• **WRITTEN REQUEST**: Find every line of the data that contains the word "paragraph" and copy each one out, matching case exactly.

• **SUPPLIED MATERIAL**:
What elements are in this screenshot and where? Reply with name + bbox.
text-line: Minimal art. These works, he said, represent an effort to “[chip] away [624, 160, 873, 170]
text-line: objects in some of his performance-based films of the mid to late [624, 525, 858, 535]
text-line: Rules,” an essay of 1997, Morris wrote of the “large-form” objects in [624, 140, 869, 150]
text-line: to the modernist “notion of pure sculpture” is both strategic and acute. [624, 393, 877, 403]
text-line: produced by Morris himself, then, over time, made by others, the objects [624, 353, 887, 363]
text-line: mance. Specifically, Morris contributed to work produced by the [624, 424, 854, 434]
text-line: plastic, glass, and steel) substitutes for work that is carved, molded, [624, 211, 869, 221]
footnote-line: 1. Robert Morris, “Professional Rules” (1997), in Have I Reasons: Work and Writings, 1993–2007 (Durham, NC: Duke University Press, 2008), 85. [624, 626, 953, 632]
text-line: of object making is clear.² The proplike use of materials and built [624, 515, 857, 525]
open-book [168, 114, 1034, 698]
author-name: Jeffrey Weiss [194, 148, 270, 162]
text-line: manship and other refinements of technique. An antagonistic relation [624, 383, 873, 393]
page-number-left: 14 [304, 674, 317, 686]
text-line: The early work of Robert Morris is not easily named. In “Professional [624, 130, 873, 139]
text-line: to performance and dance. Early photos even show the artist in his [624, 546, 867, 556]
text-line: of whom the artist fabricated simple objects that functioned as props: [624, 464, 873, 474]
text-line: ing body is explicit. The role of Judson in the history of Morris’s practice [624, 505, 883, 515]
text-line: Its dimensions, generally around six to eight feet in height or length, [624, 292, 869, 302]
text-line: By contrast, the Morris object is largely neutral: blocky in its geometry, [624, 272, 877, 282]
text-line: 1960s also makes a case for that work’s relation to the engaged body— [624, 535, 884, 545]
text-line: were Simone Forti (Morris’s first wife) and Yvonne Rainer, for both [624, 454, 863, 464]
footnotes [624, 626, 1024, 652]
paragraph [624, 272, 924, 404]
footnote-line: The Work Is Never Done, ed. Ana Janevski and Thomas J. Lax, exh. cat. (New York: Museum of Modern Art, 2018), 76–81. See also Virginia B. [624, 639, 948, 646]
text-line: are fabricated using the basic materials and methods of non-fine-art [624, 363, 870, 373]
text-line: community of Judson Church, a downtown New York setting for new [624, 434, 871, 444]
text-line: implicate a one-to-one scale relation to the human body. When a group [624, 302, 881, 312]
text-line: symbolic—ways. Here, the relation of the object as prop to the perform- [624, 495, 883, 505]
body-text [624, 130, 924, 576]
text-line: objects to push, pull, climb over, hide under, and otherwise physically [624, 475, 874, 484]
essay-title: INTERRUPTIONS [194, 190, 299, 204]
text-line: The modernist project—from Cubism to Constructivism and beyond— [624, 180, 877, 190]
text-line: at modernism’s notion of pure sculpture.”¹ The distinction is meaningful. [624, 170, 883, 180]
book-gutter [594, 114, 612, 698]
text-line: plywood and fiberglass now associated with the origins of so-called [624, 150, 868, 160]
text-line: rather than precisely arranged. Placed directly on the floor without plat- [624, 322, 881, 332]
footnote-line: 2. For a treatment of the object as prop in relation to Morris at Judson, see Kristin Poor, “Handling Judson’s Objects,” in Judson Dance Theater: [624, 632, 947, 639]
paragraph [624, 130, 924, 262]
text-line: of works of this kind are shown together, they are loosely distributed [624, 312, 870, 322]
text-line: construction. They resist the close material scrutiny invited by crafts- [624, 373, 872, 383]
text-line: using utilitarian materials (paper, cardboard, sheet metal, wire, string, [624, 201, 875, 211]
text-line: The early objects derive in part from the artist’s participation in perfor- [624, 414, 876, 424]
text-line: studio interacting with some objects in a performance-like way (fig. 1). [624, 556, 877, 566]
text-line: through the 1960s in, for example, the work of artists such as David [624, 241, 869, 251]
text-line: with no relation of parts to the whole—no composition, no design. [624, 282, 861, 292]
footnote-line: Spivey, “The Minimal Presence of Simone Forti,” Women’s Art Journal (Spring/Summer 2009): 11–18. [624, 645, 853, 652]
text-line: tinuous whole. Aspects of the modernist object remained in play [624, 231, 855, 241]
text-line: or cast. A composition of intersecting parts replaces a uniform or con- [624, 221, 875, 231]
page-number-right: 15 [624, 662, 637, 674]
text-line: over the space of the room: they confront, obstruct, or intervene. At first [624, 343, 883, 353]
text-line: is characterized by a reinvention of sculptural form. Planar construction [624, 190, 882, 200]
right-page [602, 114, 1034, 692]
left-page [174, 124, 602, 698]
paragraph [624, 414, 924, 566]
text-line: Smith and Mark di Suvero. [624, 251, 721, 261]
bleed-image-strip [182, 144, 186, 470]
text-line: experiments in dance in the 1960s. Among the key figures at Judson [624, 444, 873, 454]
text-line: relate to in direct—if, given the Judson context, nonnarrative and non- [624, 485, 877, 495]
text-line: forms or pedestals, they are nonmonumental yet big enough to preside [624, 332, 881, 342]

• **EXERCISE RESULT**:
paragraph [624, 272, 924, 404]
paragraph [624, 130, 924, 262]
paragraph [624, 414, 924, 566]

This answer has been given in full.